#### Exercise instructions
#1 In the essay on Christmas shows and secular American culture, when were most of the secular Christmas songs written?
#2 Write the next part of the essay on Christmas shows, superheroes and American secularism, starting after its last sentence.

#### Given text
*** Block opens ***

I was watching those stop-action Christmas shows (Rankin & Bass) from the 1960s in December and noticed that they carry A LOT of ideas that have now become generally accepted wisdom throughout the US: Christmas is the holiest night of the year, Santa as boss (of semi-mechanized, light industrial workshop), a grove of trees (the great outdoors) as most holy place to be married, Christmas as magical time (when miracles happen and bad magicians have great power), and other ideas. (Watch them to see how many ideas in there you have heard repeated since then and not before.) These shows REALLY framed a lot of American secular ideas on what is sacred and why Christmas = toys.
I also have been aware for several years that the secular Christmas songs are mostly from the first half of the 20th century and were mostly written by people who either were not practicing Christians or were of other faiths. These songs allowed the writer and listeners to share in Christmas without sharing Christianity. These secular songs were then seen as non-offensive (no religious content) and were sung on Christmas shows for kids and adults on tv. I bet you know the words to White Christmas.
Ok, so those shows had a big impact. So what?
They are not the only shows to have a big impact on secularism. All the superhero shows and comic books/graphic novels have given us a pantheon of heroes and villains that is related most certainly to the pantheon of heroes and villains in the Greco-Roman empire. This has been written about very well by other writers. Please go read something by David Reynolds, William Irwin, Robin Rosenberg, or Grant Morrison. I suggest that you watch how people where you work or hang out talk about these characters and their adventures, The talkers can be classed as mildly interested, interested, geekishly interested, and uber-geekishly obsessed. What you are seeing is a novitiate, seeker, priest stratification.
Ok, so these stories are known everywhere in US culture and provide a mental-emotional framework for many of the seekers and priests. So what?
Have you ever been to a sci-fi con or comic con or anime con? Have you heard of LARP? If you have, go read about the ancient mystery religions of Mithras and Isis throughout the Mediterranean. Yeah. They are one and the same thing. The LARPers are acting out the story with variations of the deities and demi-gods for their own benefit and the entertainment and emotional wellbeing (sense of community and belonging to larger story) of those around them.

*** Block closes ***

#### Information given
*** Block opens ***

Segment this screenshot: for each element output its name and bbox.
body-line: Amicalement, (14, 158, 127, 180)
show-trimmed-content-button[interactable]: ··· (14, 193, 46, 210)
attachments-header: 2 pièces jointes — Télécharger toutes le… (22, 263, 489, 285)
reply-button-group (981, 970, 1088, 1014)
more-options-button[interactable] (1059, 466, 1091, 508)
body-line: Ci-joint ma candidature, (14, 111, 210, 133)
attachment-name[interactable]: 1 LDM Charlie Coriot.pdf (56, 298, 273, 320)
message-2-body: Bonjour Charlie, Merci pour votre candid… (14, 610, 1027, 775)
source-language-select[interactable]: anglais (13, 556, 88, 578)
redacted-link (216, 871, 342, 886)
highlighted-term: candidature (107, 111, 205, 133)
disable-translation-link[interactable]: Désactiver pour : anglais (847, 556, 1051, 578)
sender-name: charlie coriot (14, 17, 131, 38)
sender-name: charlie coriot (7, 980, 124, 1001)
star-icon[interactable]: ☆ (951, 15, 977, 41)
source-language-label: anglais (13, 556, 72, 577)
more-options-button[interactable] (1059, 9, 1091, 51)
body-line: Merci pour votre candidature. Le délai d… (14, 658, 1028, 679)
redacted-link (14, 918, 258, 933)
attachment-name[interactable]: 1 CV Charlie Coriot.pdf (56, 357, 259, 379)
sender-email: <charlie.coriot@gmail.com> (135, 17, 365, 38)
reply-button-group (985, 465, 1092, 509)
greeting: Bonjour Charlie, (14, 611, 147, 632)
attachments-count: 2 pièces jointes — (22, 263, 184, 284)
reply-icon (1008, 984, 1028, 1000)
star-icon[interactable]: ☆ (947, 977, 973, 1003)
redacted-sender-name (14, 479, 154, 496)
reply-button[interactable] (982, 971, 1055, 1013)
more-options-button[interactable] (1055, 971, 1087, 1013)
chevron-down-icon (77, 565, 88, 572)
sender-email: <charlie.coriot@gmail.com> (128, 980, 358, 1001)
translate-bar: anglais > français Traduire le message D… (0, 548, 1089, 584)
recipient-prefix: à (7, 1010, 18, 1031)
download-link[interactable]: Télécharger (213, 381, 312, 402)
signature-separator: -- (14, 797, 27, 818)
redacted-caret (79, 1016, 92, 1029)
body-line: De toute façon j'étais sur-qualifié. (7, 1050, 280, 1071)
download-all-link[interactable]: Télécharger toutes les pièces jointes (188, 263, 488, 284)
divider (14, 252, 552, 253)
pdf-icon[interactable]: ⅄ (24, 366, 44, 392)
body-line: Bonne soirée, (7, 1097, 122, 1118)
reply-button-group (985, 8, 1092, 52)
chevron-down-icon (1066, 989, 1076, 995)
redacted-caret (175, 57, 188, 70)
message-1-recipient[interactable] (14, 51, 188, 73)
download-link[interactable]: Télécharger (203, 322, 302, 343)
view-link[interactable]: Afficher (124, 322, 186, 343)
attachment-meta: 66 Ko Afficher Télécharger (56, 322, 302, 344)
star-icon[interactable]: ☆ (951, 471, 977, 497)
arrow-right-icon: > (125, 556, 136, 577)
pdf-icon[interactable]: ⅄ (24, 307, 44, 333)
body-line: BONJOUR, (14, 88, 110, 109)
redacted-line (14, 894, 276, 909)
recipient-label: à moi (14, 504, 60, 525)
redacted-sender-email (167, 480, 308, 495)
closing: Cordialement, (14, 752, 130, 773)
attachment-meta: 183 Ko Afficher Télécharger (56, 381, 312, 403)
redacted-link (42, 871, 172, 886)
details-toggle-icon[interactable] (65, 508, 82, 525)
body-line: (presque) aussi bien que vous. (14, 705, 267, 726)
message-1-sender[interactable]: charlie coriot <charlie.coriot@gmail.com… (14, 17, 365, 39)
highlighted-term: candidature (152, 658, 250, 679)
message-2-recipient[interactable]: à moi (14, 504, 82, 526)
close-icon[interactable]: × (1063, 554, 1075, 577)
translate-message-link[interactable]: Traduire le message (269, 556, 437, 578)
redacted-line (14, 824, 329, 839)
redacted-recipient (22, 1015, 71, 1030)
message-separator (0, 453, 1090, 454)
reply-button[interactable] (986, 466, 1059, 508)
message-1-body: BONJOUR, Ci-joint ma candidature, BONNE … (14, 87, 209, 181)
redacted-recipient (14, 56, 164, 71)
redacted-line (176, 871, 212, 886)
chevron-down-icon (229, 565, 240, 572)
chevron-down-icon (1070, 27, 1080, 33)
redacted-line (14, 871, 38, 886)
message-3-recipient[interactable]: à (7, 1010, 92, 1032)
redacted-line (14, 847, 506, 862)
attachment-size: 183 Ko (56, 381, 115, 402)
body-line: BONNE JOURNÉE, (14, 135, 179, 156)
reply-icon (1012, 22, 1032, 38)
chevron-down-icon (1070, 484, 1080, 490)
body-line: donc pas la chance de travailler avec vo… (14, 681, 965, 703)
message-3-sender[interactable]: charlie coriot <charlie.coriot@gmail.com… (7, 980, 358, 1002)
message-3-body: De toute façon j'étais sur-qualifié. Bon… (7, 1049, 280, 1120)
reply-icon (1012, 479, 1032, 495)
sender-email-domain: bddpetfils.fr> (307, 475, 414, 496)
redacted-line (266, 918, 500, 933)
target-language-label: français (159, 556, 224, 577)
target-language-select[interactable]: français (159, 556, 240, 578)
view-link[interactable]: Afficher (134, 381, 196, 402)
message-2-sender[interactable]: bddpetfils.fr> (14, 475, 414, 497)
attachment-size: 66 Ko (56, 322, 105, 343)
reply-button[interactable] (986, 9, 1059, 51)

*** Block closes ***

#### Written responses
#1 Mostly in the first half of the 20th century.

#2
Ok, so LARPers are weird and may have a correspondence to some ancient religion priests. So what?
Have you noticed the huge number of Love, Faith, Family, Hope, Courage, and so on, signs that women are hanging in homes and workplaces? I have. They are really popular in the town where I live. Are they in your town? For years I knew that Romans worshipped virtues. But I could not figure out how that worked. How can you worship a concept?
Worship a god? Sure. Revere a historical event? Sure. But how does one worship Endurance? Now I get it. If you put a Love sign on the living room wall or a Faith pillow on your couch it’s just like hanging a Fertility goddess statue by the door. You seek blessing, without really saying it in an explicit prayer. If you compete in marathons, you revere Endurance. If you shop til you drop on Black Friday, you worship Prosperity.
So where am I going with all this?
A huge number of deities are worshipped today in the US; many are worshipped by people who identify themselves as belonging to a traditional Faith. Most Americans have some beliefs and ideas that belong to and are expressed in secular movies and tv and music. An ever-growing number of Americans are content with a secular life in mainstream culture or a subculture, finding spirituality but not wanting religion (meaning going to church).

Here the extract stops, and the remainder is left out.